Copy each line of the listing below exactly.

━━━━━━━━━━━━━━━━━━━━

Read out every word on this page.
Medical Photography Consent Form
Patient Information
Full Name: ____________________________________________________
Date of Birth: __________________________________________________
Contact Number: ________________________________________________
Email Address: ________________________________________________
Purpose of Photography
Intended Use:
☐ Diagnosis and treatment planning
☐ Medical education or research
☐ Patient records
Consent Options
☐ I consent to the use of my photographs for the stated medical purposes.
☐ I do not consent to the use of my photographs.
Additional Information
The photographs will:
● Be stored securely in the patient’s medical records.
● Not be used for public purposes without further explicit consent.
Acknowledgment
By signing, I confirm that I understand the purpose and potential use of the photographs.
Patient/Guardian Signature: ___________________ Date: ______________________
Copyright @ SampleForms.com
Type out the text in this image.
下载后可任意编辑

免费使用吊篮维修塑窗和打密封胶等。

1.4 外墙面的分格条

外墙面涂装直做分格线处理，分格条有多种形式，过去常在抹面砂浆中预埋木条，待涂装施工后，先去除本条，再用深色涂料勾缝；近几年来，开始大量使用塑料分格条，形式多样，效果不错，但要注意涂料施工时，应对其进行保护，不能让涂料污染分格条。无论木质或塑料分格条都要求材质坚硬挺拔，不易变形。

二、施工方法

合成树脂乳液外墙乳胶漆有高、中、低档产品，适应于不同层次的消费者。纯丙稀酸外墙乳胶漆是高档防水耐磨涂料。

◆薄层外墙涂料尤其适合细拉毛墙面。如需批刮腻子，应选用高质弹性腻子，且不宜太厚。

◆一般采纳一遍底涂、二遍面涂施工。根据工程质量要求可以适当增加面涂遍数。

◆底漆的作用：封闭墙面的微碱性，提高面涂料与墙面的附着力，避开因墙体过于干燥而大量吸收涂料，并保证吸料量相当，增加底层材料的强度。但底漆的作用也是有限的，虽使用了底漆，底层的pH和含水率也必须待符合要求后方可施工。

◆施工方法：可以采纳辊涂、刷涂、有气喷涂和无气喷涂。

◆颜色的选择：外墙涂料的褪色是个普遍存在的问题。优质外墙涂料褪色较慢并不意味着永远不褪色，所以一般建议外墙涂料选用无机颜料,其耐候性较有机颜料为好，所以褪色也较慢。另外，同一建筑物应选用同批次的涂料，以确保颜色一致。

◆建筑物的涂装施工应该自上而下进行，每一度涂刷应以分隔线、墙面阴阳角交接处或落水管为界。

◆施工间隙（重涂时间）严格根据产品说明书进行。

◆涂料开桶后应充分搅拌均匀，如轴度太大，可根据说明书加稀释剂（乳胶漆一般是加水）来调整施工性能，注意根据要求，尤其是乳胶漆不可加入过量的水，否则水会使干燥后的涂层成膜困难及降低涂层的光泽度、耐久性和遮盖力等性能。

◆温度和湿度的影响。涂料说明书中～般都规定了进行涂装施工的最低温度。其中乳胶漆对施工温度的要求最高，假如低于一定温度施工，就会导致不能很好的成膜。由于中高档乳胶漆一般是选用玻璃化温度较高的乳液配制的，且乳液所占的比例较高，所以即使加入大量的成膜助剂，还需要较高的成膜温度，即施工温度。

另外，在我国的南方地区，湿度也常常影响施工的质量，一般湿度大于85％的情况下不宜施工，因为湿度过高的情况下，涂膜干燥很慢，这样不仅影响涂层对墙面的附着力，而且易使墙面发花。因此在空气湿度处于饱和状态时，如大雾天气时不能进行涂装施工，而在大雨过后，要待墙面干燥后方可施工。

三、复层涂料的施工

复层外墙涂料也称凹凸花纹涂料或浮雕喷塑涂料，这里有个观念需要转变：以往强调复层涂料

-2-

━━━━━━━━━━━━━━━━━━━━

Solution below:
Read out every word on this page.
Medical Photography Consent Form
Patient Information
Full Name: ____________________________________________________
Date of Birth: __________________________________________________
Contact Number: ________________________________________________
Email Address: ________________________________________________
Purpose of Photography
Intended Use:
☐ Diagnosis and treatment planning
☐ Medical education or research
☐ Patient records
Consent Options
☐ I consent to the use of my photographs for the stated medical purposes.
☐ I do not consent to the use of my photographs.
Additional Information
The photographs will:
● Be stored securely in the patient’s medical records.
● Not be used for public purposes without further explicit consent.
Acknowledgment
By signing, I confirm that I understand the purpose and potential use of the photographs.
Patient/Guardian Signature: ___________________ Date: ______________________
Copyright @ SampleForms.com
Type out the text in this image.
下载后可任意编辑

免费使用吊篮维修塑窗和打密封胶等。

1.4 外墙面的分格条

外墙面涂装直做分格线处理，分格条有多种形式，过去常在抹面砂浆中预埋木条，待涂装施工后，先去除本条，再用深色涂料勾缝；近几年来，开始大量使用塑料分格条，形式多样，效果不错，但要注意涂料施工时，应对其进行保护，不能让涂料污染分格条。无论木质或塑料分格条都要求材质坚硬挺拔，不易变形。

二、施工方法

合成树脂乳液外墙乳胶漆有高、中、低档产品，适应于不同层次的消费者。纯丙稀酸外墙乳胶漆是高档防水耐磨涂料。

◆薄层外墙涂料尤其适合细拉毛墙面。如需批刮腻子，应选用高质弹性腻子，且不宜太厚。

◆一般采纳一遍底涂、二遍面涂施工。根据工程质量要求可以适当增加面涂遍数。

◆底漆的作用：封闭墙面的微碱性，提高面涂料与墙面的附着力，避开因墙体过于干燥而大量吸收涂料，并保证吸料量相当，增加底层材料的强度。但底漆的作用也是有限的，虽使用了底漆，底层的pH和含水率也必须待符合要求后方可施工。

◆施工方法：可以采纳辊涂、刷涂、有气喷涂和无气喷涂。

◆颜色的选择：外墙涂料的褪色是个普遍存在的问题。优质外墙涂料褪色较慢并不意味着永远不褪色，所以一般建议外墙涂料选用无机颜料,其耐候性较有机颜料为好，所以褪色也较慢。另外，同一建筑物应选用同批次的涂料，以确保颜色一致。

◆建筑物的涂装施工应该自上而下进行，每一度涂刷应以分隔线、墙面阴阳角交接处或落水管为界。

◆施工间隙（重涂时间）严格根据产品说明书进行。

◆涂料开桶后应充分搅拌均匀，如轴度太大，可根据说明书加稀释剂（乳胶漆一般是加水）来调整施工性能，注意根据要求，尤其是乳胶漆不可加入过量的水，否则水会使干燥后的涂层成膜困难及降低涂层的光泽度、耐久性和遮盖力等性能。

◆温度和湿度的影响。涂料说明书中～般都规定了进行涂装施工的最低温度。其中乳胶漆对施工温度的要求最高，假如低于一定温度施工，就会导致不能很好的成膜。由于中高档乳胶漆一般是选用玻璃化温度较高的乳液配制的，且乳液所占的比例较高，所以即使加入大量的成膜助剂，还需要较高的成膜温度，即施工温度。

另外，在我国的南方地区，湿度也常常影响施工的质量，一般湿度大于85％的情况下不宜施工，因为湿度过高的情况下，涂膜干燥很慢，这样不仅影响涂层对墙面的附着力，而且易使墙面发花。因此在空气湿度处于饱和状态时，如大雾天气时不能进行涂装施工，而在大雨过后，要待墙面干燥后方可施工。

三、复层涂料的施工

复层外墙涂料也称凹凸花纹涂料或浮雕喷塑涂料，这里有个观念需要转变：以往强调复层涂料

-2-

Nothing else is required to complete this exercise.